◆ WORK TO COMPLETE ◆
Rewrite the rows below, replacing every "volume-bar" with "volume-column" and leaving everything else unchanged.

◆ INPUT DATA ◆

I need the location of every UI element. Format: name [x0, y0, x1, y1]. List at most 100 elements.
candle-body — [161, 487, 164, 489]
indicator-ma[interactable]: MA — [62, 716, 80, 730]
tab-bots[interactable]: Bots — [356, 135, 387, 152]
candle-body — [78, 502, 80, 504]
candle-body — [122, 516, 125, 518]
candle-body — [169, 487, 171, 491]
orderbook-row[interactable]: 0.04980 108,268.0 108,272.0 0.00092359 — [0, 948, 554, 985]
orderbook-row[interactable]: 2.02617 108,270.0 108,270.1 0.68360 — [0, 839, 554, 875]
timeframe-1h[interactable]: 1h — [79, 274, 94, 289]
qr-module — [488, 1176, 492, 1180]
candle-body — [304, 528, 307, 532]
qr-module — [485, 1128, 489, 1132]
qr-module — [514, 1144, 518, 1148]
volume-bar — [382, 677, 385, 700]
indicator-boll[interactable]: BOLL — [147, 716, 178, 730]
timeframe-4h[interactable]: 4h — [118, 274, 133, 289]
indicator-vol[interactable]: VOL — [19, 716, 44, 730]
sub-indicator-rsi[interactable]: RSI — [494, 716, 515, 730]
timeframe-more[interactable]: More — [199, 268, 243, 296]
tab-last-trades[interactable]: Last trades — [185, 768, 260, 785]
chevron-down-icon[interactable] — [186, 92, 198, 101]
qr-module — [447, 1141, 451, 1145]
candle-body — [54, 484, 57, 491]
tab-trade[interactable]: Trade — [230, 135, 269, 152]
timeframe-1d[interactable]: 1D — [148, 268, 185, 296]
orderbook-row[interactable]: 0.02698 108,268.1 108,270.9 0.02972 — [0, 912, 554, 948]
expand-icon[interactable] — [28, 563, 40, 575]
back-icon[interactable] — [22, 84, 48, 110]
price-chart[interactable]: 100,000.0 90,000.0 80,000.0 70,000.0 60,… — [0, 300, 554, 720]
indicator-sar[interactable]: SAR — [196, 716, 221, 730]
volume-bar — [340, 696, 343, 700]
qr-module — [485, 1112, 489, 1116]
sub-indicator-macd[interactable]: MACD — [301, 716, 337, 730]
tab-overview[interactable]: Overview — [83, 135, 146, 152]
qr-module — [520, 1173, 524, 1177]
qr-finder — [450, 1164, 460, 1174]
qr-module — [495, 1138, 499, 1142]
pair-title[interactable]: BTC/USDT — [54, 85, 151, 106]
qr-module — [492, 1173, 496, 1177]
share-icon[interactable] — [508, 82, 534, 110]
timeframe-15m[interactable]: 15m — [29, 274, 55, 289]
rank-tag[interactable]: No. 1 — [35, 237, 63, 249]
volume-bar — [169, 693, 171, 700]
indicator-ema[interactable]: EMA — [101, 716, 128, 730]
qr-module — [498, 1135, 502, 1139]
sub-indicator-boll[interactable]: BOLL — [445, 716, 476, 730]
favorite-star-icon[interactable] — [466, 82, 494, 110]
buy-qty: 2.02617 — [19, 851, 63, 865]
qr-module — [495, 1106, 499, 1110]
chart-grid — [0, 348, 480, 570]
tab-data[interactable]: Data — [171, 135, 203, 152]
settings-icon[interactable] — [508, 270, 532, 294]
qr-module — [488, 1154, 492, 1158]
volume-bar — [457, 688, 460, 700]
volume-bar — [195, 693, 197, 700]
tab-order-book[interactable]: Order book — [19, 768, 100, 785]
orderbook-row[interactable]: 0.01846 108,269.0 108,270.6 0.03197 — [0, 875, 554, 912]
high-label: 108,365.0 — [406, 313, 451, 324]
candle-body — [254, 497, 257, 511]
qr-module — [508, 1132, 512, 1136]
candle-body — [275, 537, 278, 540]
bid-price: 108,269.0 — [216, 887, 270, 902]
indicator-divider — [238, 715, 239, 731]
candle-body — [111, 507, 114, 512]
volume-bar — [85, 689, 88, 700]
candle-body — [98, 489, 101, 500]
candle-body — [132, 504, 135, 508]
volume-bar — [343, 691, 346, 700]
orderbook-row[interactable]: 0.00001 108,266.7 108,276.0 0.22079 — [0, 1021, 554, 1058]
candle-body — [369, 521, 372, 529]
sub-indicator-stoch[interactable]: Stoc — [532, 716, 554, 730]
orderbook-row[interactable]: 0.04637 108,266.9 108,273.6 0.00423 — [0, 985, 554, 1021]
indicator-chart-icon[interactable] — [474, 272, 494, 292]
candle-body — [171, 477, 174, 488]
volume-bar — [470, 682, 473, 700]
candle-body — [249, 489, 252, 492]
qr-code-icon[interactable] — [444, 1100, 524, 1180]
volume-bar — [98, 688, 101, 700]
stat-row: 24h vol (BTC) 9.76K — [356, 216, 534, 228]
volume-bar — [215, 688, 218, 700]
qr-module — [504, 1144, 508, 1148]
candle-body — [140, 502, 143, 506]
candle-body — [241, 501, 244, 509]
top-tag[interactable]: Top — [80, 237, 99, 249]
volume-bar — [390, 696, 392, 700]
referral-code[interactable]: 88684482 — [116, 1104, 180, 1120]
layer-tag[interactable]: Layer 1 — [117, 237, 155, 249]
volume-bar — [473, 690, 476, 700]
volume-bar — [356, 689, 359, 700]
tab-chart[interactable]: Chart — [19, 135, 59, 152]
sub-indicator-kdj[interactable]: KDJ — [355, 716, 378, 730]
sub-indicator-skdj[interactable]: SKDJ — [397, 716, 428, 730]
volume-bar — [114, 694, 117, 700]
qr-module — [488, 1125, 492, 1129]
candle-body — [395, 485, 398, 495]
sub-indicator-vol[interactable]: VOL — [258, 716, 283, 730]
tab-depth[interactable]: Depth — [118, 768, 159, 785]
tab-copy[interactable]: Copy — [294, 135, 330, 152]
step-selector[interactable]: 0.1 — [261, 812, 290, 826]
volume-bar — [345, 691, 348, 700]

◆ TASK OUTPUT ◆
I need the location of every UI element. Format: name [x0, y0, x1, y1]. List at most 100 elements.
candle-body — [161, 487, 164, 489]
indicator-ma[interactable]: MA — [62, 716, 80, 730]
tab-bots[interactable]: Bots — [356, 135, 387, 152]
candle-body — [78, 502, 80, 504]
candle-body — [122, 516, 125, 518]
candle-body — [169, 487, 171, 491]
orderbook-row[interactable]: 0.04980 108,268.0 108,272.0 0.00092359 — [0, 948, 554, 985]
orderbook-row[interactable]: 2.02617 108,270.0 108,270.1 0.68360 — [0, 839, 554, 875]
timeframe-1h[interactable]: 1h — [79, 274, 94, 289]
qr-module — [488, 1176, 492, 1180]
candle-body — [304, 528, 307, 532]
qr-module — [485, 1128, 489, 1132]
qr-module — [514, 1144, 518, 1148]
volume-column — [382, 677, 385, 700]
indicator-boll[interactable]: BOLL — [147, 716, 178, 730]
timeframe-4h[interactable]: 4h — [118, 274, 133, 289]
indicator-vol[interactable]: VOL — [19, 716, 44, 730]
sub-indicator-rsi[interactable]: RSI — [494, 716, 515, 730]
timeframe-more[interactable]: More — [199, 268, 243, 296]
tab-last-trades[interactable]: Last trades — [185, 768, 260, 785]
chevron-down-icon[interactable] — [186, 92, 198, 101]
qr-module — [447, 1141, 451, 1145]
candle-body — [54, 484, 57, 491]
tab-trade[interactable]: Trade — [230, 135, 269, 152]
timeframe-1d[interactable]: 1D — [148, 268, 185, 296]
orderbook-row[interactable]: 0.02698 108,268.1 108,270.9 0.02972 — [0, 912, 554, 948]
expand-icon[interactable] — [28, 563, 40, 575]
back-icon[interactable] — [22, 84, 48, 110]
price-chart[interactable]: 100,000.0 90,000.0 80,000.0 70,000.0 60,… — [0, 300, 554, 720]
indicator-sar[interactable]: SAR — [196, 716, 221, 730]
volume-column — [340, 696, 343, 700]
qr-module — [485, 1112, 489, 1116]
sub-indicator-macd[interactable]: MACD — [301, 716, 337, 730]
tab-overview[interactable]: Overview — [83, 135, 146, 152]
qr-module — [520, 1173, 524, 1177]
qr-finder — [450, 1164, 460, 1174]
qr-module — [495, 1138, 499, 1142]
pair-title[interactable]: BTC/USDT — [54, 85, 151, 106]
qr-module — [492, 1173, 496, 1177]
share-icon[interactable] — [508, 82, 534, 110]
timeframe-15m[interactable]: 15m — [29, 274, 55, 289]
rank-tag[interactable]: No. 1 — [35, 237, 63, 249]
volume-column — [169, 693, 171, 700]
indicator-ema[interactable]: EMA — [101, 716, 128, 730]
qr-module — [498, 1135, 502, 1139]
sub-indicator-boll[interactable]: BOLL — [445, 716, 476, 730]
favorite-star-icon[interactable] — [466, 82, 494, 110]
buy-qty: 2.02617 — [19, 851, 63, 865]
qr-module — [495, 1106, 499, 1110]
chart-grid — [0, 348, 480, 570]
tab-data[interactable]: Data — [171, 135, 203, 152]
settings-icon[interactable] — [508, 270, 532, 294]
qr-module — [488, 1154, 492, 1158]
volume-column — [457, 688, 460, 700]
volume-column — [195, 693, 197, 700]
tab-order-book[interactable]: Order book — [19, 768, 100, 785]
orderbook-row[interactable]: 0.01846 108,269.0 108,270.6 0.03197 — [0, 875, 554, 912]
high-label: 108,365.0 — [406, 313, 451, 324]
candle-body — [254, 497, 257, 511]
qr-module — [508, 1132, 512, 1136]
candle-body — [275, 537, 278, 540]
bid-price: 108,269.0 — [216, 887, 270, 902]
indicator-divider — [238, 715, 239, 731]
candle-body — [111, 507, 114, 512]
volume-column — [85, 689, 88, 700]
candle-body — [98, 489, 101, 500]
candle-body — [132, 504, 135, 508]
volume-column — [343, 691, 346, 700]
orderbook-row[interactable]: 0.00001 108,266.7 108,276.0 0.22079 — [0, 1021, 554, 1058]
candle-body — [369, 521, 372, 529]
sub-indicator-stoch[interactable]: Stoc — [532, 716, 554, 730]
orderbook-row[interactable]: 0.04637 108,266.9 108,273.6 0.00423 — [0, 985, 554, 1021]
indicator-chart-icon[interactable] — [474, 272, 494, 292]
candle-body — [171, 477, 174, 488]
volume-column — [470, 682, 473, 700]
candle-body — [249, 489, 252, 492]
qr-code-icon[interactable] — [444, 1100, 524, 1180]
volume-column — [98, 688, 101, 700]
stat-row: 24h vol (BTC) 9.76K — [356, 216, 534, 228]
volume-column — [215, 688, 218, 700]
qr-module — [504, 1144, 508, 1148]
candle-body — [140, 502, 143, 506]
candle-body — [241, 501, 244, 509]
top-tag[interactable]: Top — [80, 237, 99, 249]
volume-column — [390, 696, 392, 700]
referral-code[interactable]: 88684482 — [116, 1104, 180, 1120]
layer-tag[interactable]: Layer 1 — [117, 237, 155, 249]
volume-column — [473, 690, 476, 700]
volume-column — [356, 689, 359, 700]
tab-chart[interactable]: Chart — [19, 135, 59, 152]
sub-indicator-kdj[interactable]: KDJ — [355, 716, 378, 730]
sub-indicator-skdj[interactable]: SKDJ — [397, 716, 428, 730]
volume-column — [114, 694, 117, 700]
qr-module — [488, 1125, 492, 1129]
candle-body — [395, 485, 398, 495]
sub-indicator-vol[interactable]: VOL — [258, 716, 283, 730]
tab-depth[interactable]: Depth — [118, 768, 159, 785]
tab-copy[interactable]: Copy — [294, 135, 330, 152]
step-selector[interactable]: 0.1 — [261, 812, 290, 826]
volume-column — [345, 691, 348, 700]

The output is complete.